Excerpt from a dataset
* * *

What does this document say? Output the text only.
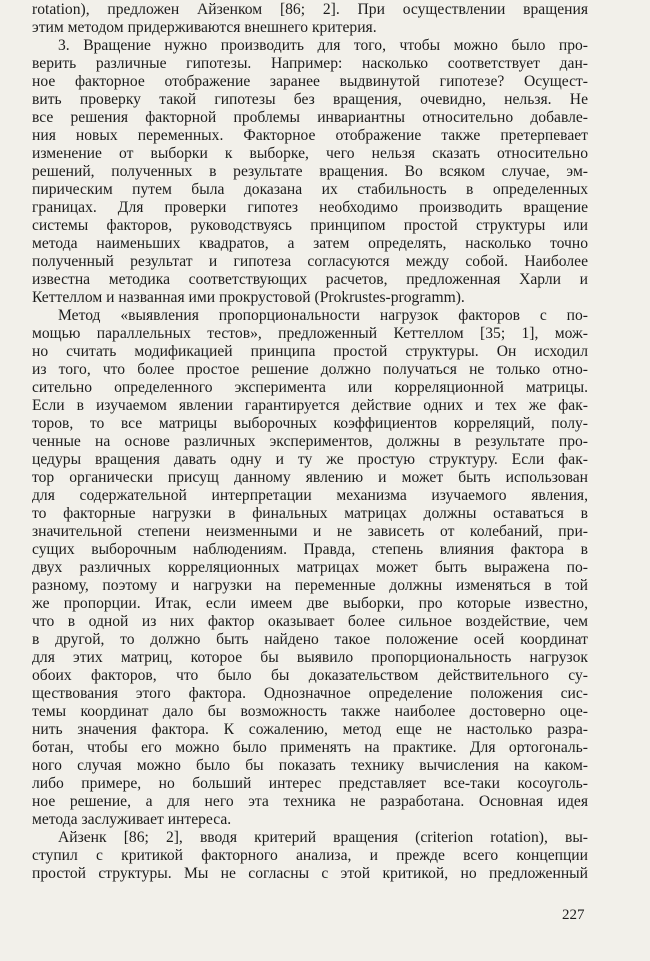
rotation), предложен Айзенком [86; 2]. При осуществлении вращения
этим методом придерживаются внешнего критерия.
3. Вращение нужно производить для того, чтобы можно было про-
верить различные гипотезы. Например: насколько соответствует дан-
ное факторное отображение заранее выдвинутой гипотезе? Осущест-
вить проверку такой гипотезы без вращения, очевидно, нельзя. Не
все решения факторной проблемы инвариантны относительно добавле-
ния новых переменных. Факторное отображение также претерпевает
изменение от выборки к выборке, чего нельзя сказать относительно
решений, полученных в результате вращения. Во всяком случае, эм-
пирическим путем была доказана их стабильность в определенных
границах. Для проверки гипотез необходимо производить вращение
системы факторов, руководствуясь принципом простой структуры или
метода наименьших квадратов, а затем определять, насколько точно
полученный результат и гипотеза согласуются между собой. Наиболее
известна методика соответствующих расчетов, предложенная Харли и
Кеттеллом и названная ими прокрустовой (Prokrustes-programm).
Метод «выявления пропорциональности нагрузок факторов с по-
мощью параллельных тестов», предложенный Кеттеллом [35; 1], мож-
но считать модификацией принципа простой структуры. Он исходил
из того, что более простое решение должно получаться не только отно-
сительно определенного эксперимента или корреляционной матрицы.
Если в изучаемом явлении гарантируется действие одних и тех же фак-
торов, то все матрицы выборочных коэффициентов корреляций, полу-
ченные на основе различных экспериментов, должны в результате про-
цедуры вращения давать одну и ту же простую структуру. Если фак-
тор органически присущ данному явлению и может быть использован
для содержательной интерпретации механизма изучаемого явления,
то факторные нагрузки в финальных матрицах должны оставаться в
значительной степени неизменными и не зависеть от колебаний, при-
сущих выборочным наблюдениям. Правда, степень влияния фактора в
двух различных корреляционных матрицах может быть выражена по-
разному, поэтому и нагрузки на переменные должны изменяться в той
же пропорции. Итак, если имеем две выборки, про которые известно,
что в одной из них фактор оказывает более сильное воздействие, чем
в другой, то должно быть найдено такое положение осей координат
для этих матриц, которое бы выявило пропорциональность нагрузок
обоих факторов, что было бы доказательством действительного су-
ществования этого фактора. Однозначное определение положения сис-
темы координат дало бы возможность также наиболее достоверно оце-
нить значения фактора. К сожалению, метод еще не настолько разра-
ботан, чтобы его можно было применять на практике. Для ортогональ-
ного случая можно было бы показать технику вычисления на каком-
либо примере, но больший интерес представляет все-таки косоуголь-
ное решение, а для него эта техника не разработана. Основная идея
метода заслуживает интереса.
Айзенк [86; 2], вводя критерий вращения (criterion rotation), вы-
ступил с критикой факторного анализа, и прежде всего концепции
простой структуры. Мы не согласны с этой критикой, но предложенный
227
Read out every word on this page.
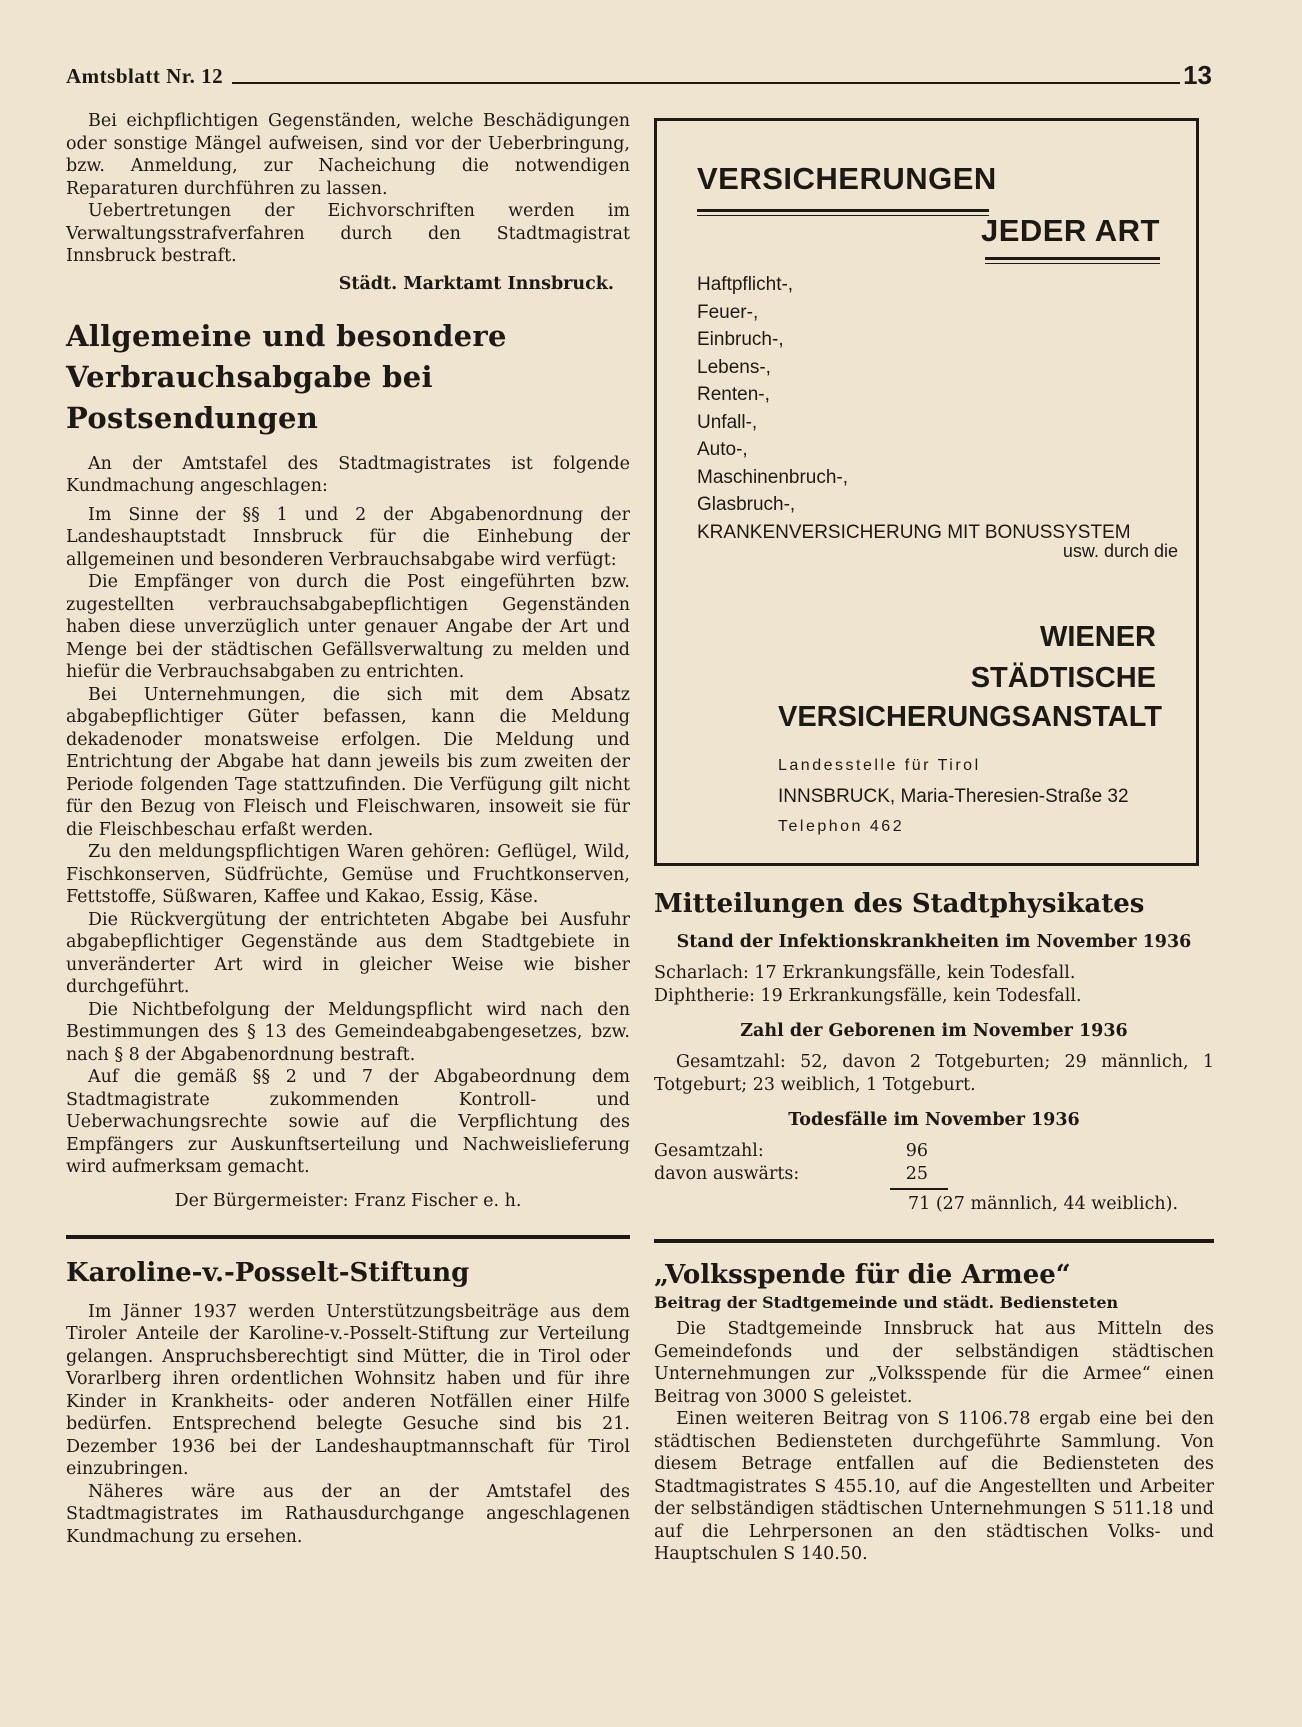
Amtsblatt Nr. 12	13

Bei eichpflichtigen Gegenständen, welche Beschädigungen oder sonstige Mängel aufweisen, sind vor der Ueberbringung, bzw. Anmeldung, zur Nacheichung die notwendigen Reparaturen durchführen zu lassen.

Uebertretungen der Eichvorschriften werden im Verwaltungsstrafverfahren durch den Stadtmagistrat Innsbruck bestraft.

Städt. Marktamt Innsbruck.
Allgemeine und besondere
Verbrauchsabgabe bei Postsendungen

An der Amtstafel des Stadtmagistrates ist folgende Kundmachung angeschlagen:

Im Sinne der §§ 1 und 2 der Abgabenordnung der Landeshauptstadt Innsbruck für die Einhebung der allgemeinen und besonderen Verbrauchsabgabe wird verfügt:

Die Empfänger von durch die Post eingeführten bzw. zugestellten verbrauchsabgabepflichtigen Gegenständen haben diese unverzüglich unter genauer Angabe der Art und Menge bei der städtischen Gefällsverwaltung zu melden und hiefür die Verbrauchsabgaben zu entrichten.

Bei Unternehmungen, die sich mit dem Absatz abgabepflichtiger Güter befassen, kann die Meldung dekadenoder monatsweise erfolgen. Die Meldung und Entrichtung der Abgabe hat dann jeweils bis zum zweiten der Periode folgenden Tage stattzufinden. Die Verfügung gilt nicht für den Bezug von Fleisch und Fleischwaren, insoweit sie für die Fleischbeschau erfaßt werden.

Zu den meldungspflichtigen Waren gehören: Geflügel, Wild, Fischkonserven, Südfrüchte, Gemüse und Fruchtkonserven, Fettstoffe, Süßwaren, Kaffee und Kakao, Essig, Käse.

Die Rückvergütung der entrichteten Abgabe bei Ausfuhr abgabepflichtiger Gegenstände aus dem Stadtgebiete in unveränderter Art wird in gleicher Weise wie bisher durchgeführt.

Die Nichtbefolgung der Meldungspflicht wird nach den Bestimmungen des § 13 des Gemeindeabgabengesetzes, bzw. nach § 8 der Abgabenordnung bestraft.

Auf die gemäß §§ 2 und 7 der Abgabeordnung dem Stadtmagistrate zukommenden Kontroll- und Ueberwachungsrechte sowie auf die Verpflichtung des Empfängers zur Auskunftserteilung und Nachweislieferung wird aufmerksam gemacht.

Der Bürgermeister: Franz Fischer e. h.
Karoline-v.-Posselt-Stiftung

Im Jänner 1937 werden Unterstützungsbeiträge aus dem Tiroler Anteile der Karoline-v.-Posselt-Stiftung zur Verteilung gelangen. Anspruchsberechtigt sind Mütter, die in Tirol oder Vorarlberg ihren ordentlichen Wohnsitz haben und für ihre Kinder in Krankheits- oder anderen Notfällen einer Hilfe bedürfen. Entsprechend belegte Gesuche sind bis 21. Dezember 1936 bei der Landeshauptmannschaft für Tirol einzubringen.

Näheres wäre aus der an der Amtstafel des Stadtmagistrates im Rathausdurchgange angeschlagenen Kundmachung zu ersehen.

VERSICHERUNGEN
JEDER ART
Haftpflicht-,
Feuer-,
Einbruch-,
Lebens-,
Renten-,
Unfall-,
Auto-,
Maschinenbruch-,
Glasbruch-,
KRANKENVERSICHERUNG MIT BONUSSYSTEM
usw. durch die
WIENER
STÄDTISCHE
VERSICHERUNGSANSTALT
Landesstelle für Tirol
INNSBRUCK, Maria-Theresien-Straße 32
Telephon 462
Mitteilungen des Stadtphysikates
Stand der Infektionskrankheiten im November 1936

Scharlach: 17 Erkrankungsfälle, kein Todesfall.

Diphtherie: 19 Erkrankungsfälle, kein Todesfall.

Zahl der Geborenen im November 1936

Gesamtzahl: 52, davon 2 Totgeburten; 29 männlich, 1 Totgeburt; 23 weiblich, 1 Totgeburt.

Todesfälle im November 1936
Gesamtzahl:	96
davon auswärts:	25
71 (27 männlich, 44 weiblich).
„Volksspende für die Armee“
Beitrag der Stadtgemeinde und städt. Bediensteten

Die Stadtgemeinde Innsbruck hat aus Mitteln des Gemeindefonds und der selbständigen städtischen Unternehmungen zur „Volksspende für die Armee“ einen Beitrag von 3000 S geleistet.

Einen weiteren Beitrag von S 1106.78 ergab eine bei den städtischen Bediensteten durchgeführte Sammlung. Von diesem Betrage entfallen auf die Bediensteten des Stadtmagistrates S 455.10, auf die Angestellten und Arbeiter der selbständigen städtischen Unternehmungen S 511.18 und auf die Lehrpersonen an den städtischen Volks- und Hauptschulen S 140.50.
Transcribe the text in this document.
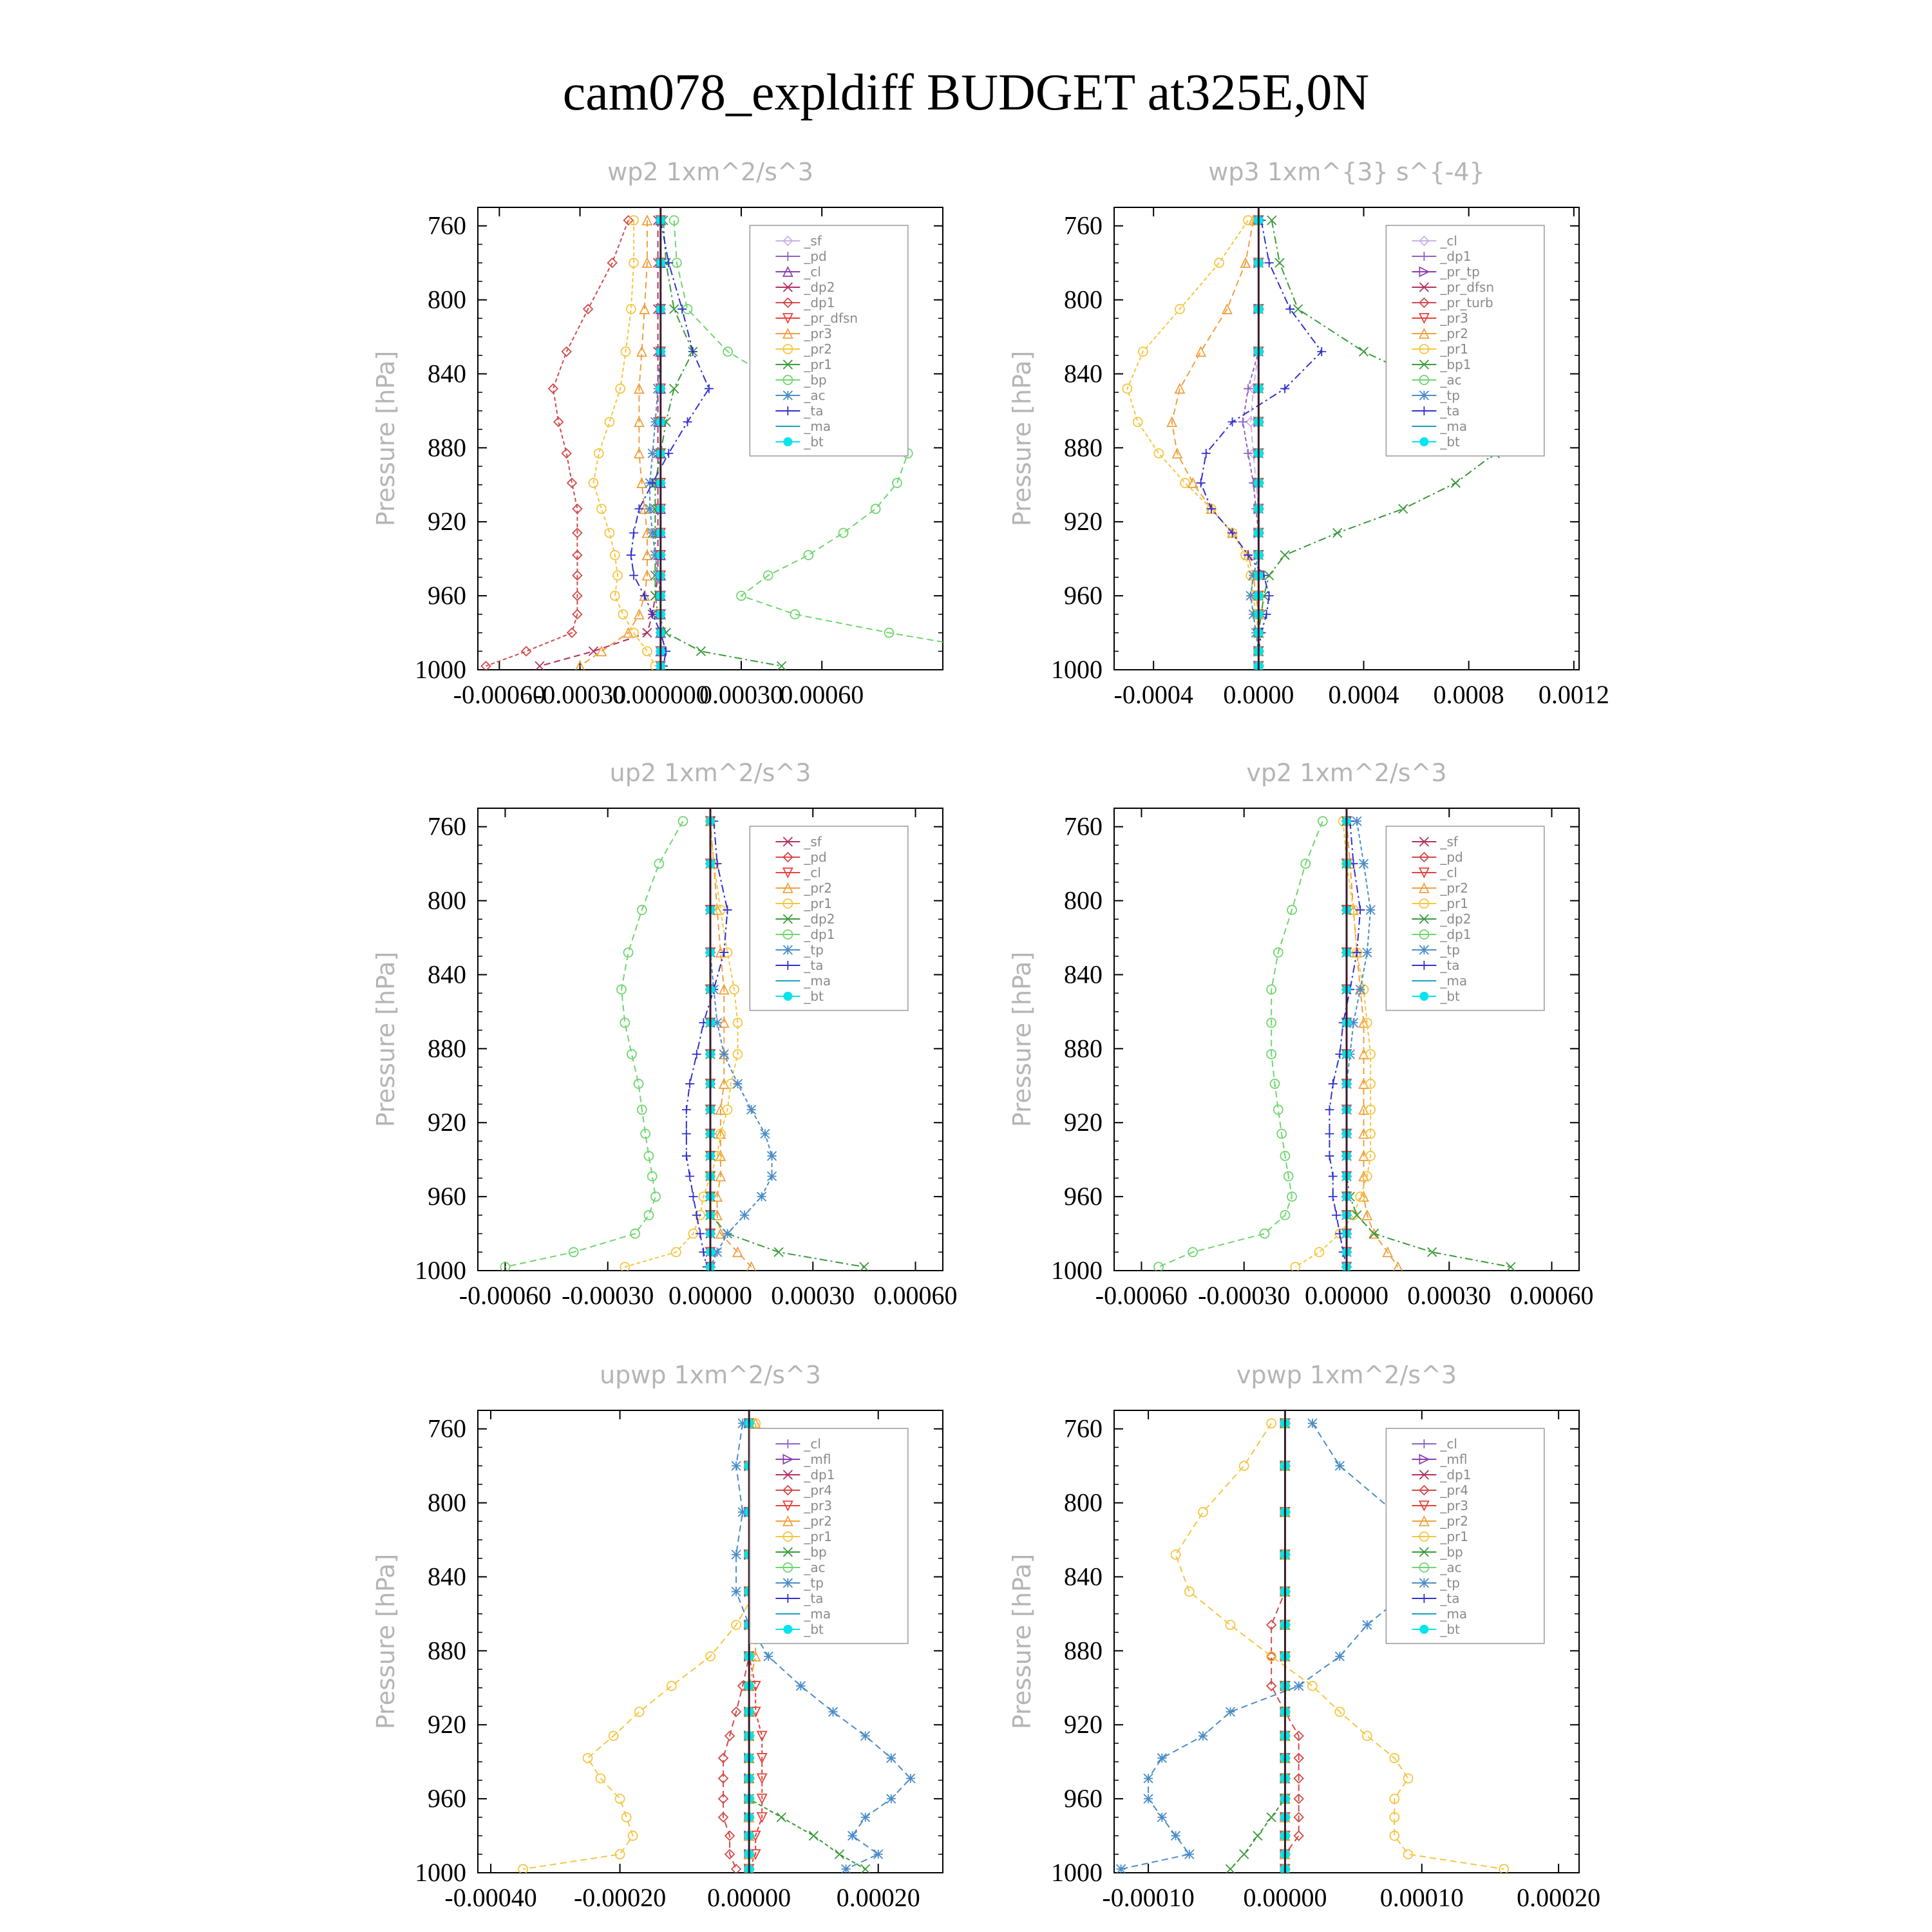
cam078_expldiff BUDGET at325E,0N
wp2 1xm^2/s^3
Pressure [hPa]
760
800
840
880
920
960
1000
-0.00060
-0.00030
0.000000
0.00030
0.00060
_sf
_pd
_cl
_dp2
_dp1
_pr_dfsn
_pr3
_pr2
_pr1
_bp
_ac
_ta
_ma
_bt
wp3 1xm^{3} s^{-4}
Pressure [hPa]
760
800
840
880
920
960
1000
-0.0004 0.0000 0.0004 0.0008 0.0012
_cl
_dp1
_pr_tp
_pr_dfsn
_pr_turb
_pr3
_pr2
_pr1
_bp1
_ac
_tp
_ta
_ma
_bt
up2 1xm^2/s^3
Pressure [hPa]
760
800
840
880
920
960
1000
-0.00060 -0.00030 0.00000 0.00030 0.00060
_sf
_pd
_cl
_pr2
_pr1
_dp2
_dp1
_tp
_ta
_ma
_bt
vp2 1xm^2/s^3
Pressure [hPa]
760
800
840
880
920
960
1000
-0.00060 -0.00030 0.00000 0.00030 0.00060
_sf
_pd
_cl
_pr2
_pr1
_dp2
_dp1
_tp
_ta
_ma
_bt
upwp 1xm^2/s^3
Pressure [hPa]
760
800
840
880
920
960
1000
-0.00040 -0.00020 0.00000 0.00020
_cl
_mfl
_dp1
_pr4
_pr3
_pr2
_pr1
_bp
_ac
_tp
_ta
_ma
_bt
vpwp 1xm^2/s^3
Pressure [hPa]
760
800
840
880
920
960
1000
-0.00010 0.00000 0.00010 0.00020
_cl
_mfl
_dp1
_pr4
_pr3
_pr2
_pr1
_bp
_ac
_tp
_ta
_ma
_bt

* * *

### Required task
Pull out each line containing the word "различных" and copy it.

### Task result
ченные на основе различных экспериментов, должны в результате про-
двух различных корреляционных матрицах может быть выражена по-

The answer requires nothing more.